Every line below that holds the string "настоящего" should be copied out.

+ + +

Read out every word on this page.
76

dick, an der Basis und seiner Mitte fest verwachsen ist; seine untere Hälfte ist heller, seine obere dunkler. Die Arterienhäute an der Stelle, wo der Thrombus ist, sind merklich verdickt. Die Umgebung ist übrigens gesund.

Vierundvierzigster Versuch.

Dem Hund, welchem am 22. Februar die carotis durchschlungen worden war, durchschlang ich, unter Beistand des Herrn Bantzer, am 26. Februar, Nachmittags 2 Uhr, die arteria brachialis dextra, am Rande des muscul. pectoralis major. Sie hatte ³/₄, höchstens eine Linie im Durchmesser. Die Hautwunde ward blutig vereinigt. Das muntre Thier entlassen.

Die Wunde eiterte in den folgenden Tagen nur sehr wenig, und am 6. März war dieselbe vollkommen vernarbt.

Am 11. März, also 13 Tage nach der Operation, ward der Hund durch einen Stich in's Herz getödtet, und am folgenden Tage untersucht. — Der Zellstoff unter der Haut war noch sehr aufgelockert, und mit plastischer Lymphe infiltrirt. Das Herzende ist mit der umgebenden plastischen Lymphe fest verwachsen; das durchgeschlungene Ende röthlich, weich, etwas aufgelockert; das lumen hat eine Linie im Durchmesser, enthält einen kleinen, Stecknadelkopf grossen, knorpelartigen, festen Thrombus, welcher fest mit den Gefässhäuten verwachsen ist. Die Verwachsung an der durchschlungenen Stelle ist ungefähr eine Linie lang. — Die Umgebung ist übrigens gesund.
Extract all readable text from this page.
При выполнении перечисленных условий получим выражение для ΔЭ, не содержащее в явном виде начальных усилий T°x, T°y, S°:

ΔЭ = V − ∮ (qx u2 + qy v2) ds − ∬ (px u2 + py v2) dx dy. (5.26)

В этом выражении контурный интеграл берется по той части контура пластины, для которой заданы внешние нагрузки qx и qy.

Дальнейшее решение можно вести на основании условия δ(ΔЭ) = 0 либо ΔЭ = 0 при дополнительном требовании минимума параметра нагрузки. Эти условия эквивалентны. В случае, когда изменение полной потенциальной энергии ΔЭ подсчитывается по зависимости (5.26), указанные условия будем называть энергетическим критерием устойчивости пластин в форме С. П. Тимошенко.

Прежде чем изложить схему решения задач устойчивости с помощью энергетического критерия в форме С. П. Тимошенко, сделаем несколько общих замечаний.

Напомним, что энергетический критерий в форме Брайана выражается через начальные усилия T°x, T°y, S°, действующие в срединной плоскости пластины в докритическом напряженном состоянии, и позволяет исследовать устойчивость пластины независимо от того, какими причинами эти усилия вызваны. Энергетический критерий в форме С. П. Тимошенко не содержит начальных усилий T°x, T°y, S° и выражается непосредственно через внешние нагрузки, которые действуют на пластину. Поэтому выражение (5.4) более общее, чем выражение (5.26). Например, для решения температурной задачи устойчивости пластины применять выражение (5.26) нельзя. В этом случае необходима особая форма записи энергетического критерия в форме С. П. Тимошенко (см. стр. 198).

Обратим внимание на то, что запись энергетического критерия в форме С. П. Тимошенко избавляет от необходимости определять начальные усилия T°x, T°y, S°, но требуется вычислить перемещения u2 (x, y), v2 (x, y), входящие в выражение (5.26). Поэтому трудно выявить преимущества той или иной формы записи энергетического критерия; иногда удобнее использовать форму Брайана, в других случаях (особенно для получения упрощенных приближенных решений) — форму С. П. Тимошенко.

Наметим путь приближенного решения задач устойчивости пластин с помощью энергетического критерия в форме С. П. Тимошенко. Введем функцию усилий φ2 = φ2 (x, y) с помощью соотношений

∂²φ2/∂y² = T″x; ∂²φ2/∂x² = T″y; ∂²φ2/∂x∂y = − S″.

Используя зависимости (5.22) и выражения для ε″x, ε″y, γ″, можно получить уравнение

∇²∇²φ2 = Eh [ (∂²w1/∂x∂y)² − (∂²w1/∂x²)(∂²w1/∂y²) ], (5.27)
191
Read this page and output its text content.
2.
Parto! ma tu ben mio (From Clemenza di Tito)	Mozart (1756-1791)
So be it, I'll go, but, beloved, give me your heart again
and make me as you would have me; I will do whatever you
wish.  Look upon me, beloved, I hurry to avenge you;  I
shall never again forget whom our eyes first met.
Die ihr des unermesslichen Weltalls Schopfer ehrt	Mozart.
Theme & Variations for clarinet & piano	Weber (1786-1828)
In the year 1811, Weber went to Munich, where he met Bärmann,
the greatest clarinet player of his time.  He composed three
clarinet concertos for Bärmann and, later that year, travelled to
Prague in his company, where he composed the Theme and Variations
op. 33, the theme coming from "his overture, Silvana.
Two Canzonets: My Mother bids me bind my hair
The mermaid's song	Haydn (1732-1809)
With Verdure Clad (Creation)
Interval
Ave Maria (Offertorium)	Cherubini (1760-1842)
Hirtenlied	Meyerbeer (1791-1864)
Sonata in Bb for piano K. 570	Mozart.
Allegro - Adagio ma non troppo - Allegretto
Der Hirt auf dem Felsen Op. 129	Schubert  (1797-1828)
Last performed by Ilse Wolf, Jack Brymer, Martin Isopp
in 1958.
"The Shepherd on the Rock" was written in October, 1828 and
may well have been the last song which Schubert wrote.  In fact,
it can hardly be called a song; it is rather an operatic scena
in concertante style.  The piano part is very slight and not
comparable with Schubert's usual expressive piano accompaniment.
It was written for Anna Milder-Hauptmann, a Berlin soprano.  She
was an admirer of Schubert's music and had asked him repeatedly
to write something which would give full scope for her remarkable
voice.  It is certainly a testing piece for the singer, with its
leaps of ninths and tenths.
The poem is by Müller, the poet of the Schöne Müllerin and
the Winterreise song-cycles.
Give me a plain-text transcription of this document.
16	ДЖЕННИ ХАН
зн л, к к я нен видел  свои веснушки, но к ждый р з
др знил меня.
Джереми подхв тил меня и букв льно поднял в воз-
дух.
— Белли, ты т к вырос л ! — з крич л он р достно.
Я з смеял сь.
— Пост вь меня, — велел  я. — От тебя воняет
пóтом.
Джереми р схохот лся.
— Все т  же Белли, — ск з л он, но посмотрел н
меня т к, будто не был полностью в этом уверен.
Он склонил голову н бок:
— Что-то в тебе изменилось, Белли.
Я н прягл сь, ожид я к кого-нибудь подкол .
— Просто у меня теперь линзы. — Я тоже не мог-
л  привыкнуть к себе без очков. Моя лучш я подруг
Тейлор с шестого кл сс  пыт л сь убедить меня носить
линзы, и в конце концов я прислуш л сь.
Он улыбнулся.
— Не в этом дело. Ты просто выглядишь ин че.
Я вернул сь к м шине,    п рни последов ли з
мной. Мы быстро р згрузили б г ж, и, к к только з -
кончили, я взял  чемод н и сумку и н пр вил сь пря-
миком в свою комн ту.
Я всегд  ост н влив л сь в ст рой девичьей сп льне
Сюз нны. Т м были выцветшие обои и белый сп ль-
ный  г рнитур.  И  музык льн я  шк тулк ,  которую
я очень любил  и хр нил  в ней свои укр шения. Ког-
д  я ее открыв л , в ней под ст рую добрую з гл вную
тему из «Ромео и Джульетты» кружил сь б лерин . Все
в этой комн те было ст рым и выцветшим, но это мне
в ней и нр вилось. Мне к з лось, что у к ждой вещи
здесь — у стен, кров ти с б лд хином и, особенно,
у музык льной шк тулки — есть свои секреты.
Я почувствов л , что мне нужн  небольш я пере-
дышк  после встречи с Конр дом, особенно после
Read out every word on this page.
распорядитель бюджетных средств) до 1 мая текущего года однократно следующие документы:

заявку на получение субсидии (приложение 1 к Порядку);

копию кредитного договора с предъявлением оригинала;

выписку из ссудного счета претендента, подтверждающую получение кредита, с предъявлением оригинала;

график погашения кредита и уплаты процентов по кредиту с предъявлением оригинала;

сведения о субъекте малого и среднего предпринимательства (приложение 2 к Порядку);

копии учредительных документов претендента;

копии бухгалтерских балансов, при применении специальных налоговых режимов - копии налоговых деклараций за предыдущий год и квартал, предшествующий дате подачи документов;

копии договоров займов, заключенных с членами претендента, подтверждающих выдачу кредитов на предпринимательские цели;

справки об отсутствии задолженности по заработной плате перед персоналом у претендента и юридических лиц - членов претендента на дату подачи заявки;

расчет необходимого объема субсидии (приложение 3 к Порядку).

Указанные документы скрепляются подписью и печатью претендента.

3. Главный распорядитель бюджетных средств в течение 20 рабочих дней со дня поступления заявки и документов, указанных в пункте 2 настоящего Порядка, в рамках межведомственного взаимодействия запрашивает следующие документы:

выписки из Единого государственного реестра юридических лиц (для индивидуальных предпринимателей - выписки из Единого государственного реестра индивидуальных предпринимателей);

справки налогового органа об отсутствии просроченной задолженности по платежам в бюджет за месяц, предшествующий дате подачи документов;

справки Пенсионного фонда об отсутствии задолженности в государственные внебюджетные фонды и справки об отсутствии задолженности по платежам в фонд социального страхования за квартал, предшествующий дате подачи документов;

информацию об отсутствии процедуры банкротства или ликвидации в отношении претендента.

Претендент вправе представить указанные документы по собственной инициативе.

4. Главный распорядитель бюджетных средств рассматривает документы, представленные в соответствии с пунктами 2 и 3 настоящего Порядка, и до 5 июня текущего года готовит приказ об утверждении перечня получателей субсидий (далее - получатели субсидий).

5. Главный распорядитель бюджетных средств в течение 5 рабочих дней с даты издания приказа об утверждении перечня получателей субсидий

+ + +

## ANSWER FOR THIS EXERCISE
3. Главный распорядитель бюджетных средств в течение 20 рабочих дней со дня поступления заявки и документов, указанных в пункте 2 настоящего Порядка, в рамках межведомственного взаимодействия запрашивает следующие документы:
4. Главный распорядитель бюджетных средств рассматривает документы, представленные в соответствии с пунктами 2 и 3 настоящего Порядка, и до 5 июня текущего года готовит приказ об утверждении перечня получателей субсидий (далее - получатели субсидий).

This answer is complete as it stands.